## Provided passage
## Begin
Saturday, August 29, 2015

The murder of Emmett Till (July 25 1941-August 28 1955)

"The story of Emmett Till is one of the most important of the last half of the 20th century. And an important element was the casket.... It is an object that allows us to tell the story, to feel the pain and understand loss. I want people to feel like I did. I want people to feel the complexity of emotions."

Lonnie Bunch III, director of the Smithsonian's National Museum of African American History and Culture  

On August 28 1955 , fourteen year old African American teenager Emmett Till who was visiting relatives, was abducted and murdered in Money, Mississippi by two white men who claimed he was disrespectful to a white woman by whistling at her.

Emmett's murderers were the husband and brother of the white woman he supposedly disrespected.

In the US this weekend the significance of Emmett Till's life is being commemorated by civil rights activists, relatives of the black teen and other families "victimized by racial violence", including the family of Trayvon Martin and Michael Brown , who are uniting for a commemorative weekend in Chicago to remember Till and to continue the legacy of Till's mother, Mamie Till Mobley.

Emmett Till was born and lived in Chicago and at the time of his murder he was visiting family in Money, Mississippi.

A few days before his murder Emmett went into a local store, Bryant's Grocery and Meat Market, and, on a dare, said something to 21-year-old Carolyn Bryant, the owner's wife who was working behind the counter. A few nights later, the woman's husband, Roy Bryant, and her half brother, J.W. Milam, went to house where Emmett Till was living with his great uncle  and forced him into their car. After driving around they beat Till and drove to the Tallahatchie River. 

Emmett Till was forced carry a 75-pound cotton-gin fan to the bank of the Tallahatchie River and ordered to take off his clothes. He was beaten nearly to death, had his eyes gouged out, was shot in the head, and then his body was tied to the cotton-gin fan with barbed wire and he was thrown into the river.

Emmett Till's corpse was found three days later. He was found with a bullet hole in his head, barbed wire wrapped around his neck and a cotton gin fan weighing him down  He was so disfigured that his Mississippi relatives could only identify him by an initialled ring. 

(photo of Emmett Till in his casket) 
 
Bryant and Milam were subsequently arrested and charged with murder.
 
Authorities wanted to bury the body quickly, but Emmett Till’s mother, Mamie Bradley, requested the body be sent back to Chicago. After seeing her son's mutilated remains, she arranged an open-casket funeral to show the brutality of the white murders.

Tens of thousands of people attended his funeral or viewed his casket and images of his mutilated body were published in black-oriented magazines and newspapers, rallying popular black support and white sympathy across the U.S.

Less than two weeks after Emmett’s body was buried, the two murderers went on trial in a segregated courthouse in Sumner, Mississippi. There were few witnesses besides a relative of Emmett Till who positively identified the defendants as Emmett’s killers. On September 23, the all-white jury deliberated for less than an hour before issuing a verdict of “not guilty,” explaining that they believed the state had failed to prove the identity of the body.

 Many people around the country were outraged by the decision and also by the state’s decision not to indict Milam and Bryant on the separate charge of kidnapping.

Months after the trial and immune from further prosecution, the two men openly admitted to a national magazine that they had abducted, mutilated and murdered Emmett Till.
## End
## Supplied information
## Begin
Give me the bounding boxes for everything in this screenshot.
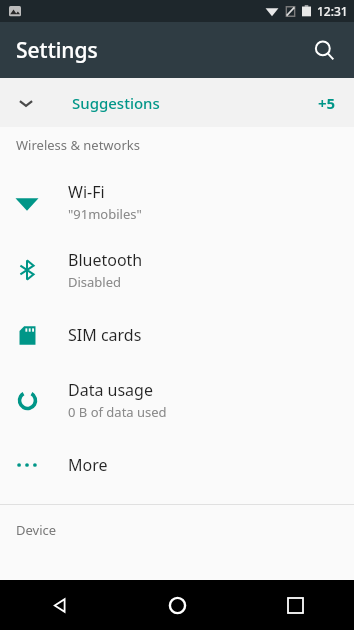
## End
## What to do
Reproduce the Emmett Till post word for word from "Emmett Till's corpse" to "the white murders.". Use only the Emmett Till post here, not the data.

## Output for this task
Emmett Till's corpse was found three days later. He was found with a bullet hole in his head, barbed wire wrapped around his neck and a cotton gin fan weighing him down  He was so disfigured that his Mississippi relatives could only identify him by an initialled ring. 

(photo of Emmett Till in his casket) 
 
Bryant and Milam were subsequently arrested and charged with murder.
 
Authorities wanted to bury the body quickly, but Emmett Till’s mother, Mamie Bradley, requested the body be sent back to Chicago. After seeing her son's mutilated remains, she arranged an open-casket funeral to show the brutality of the white murders.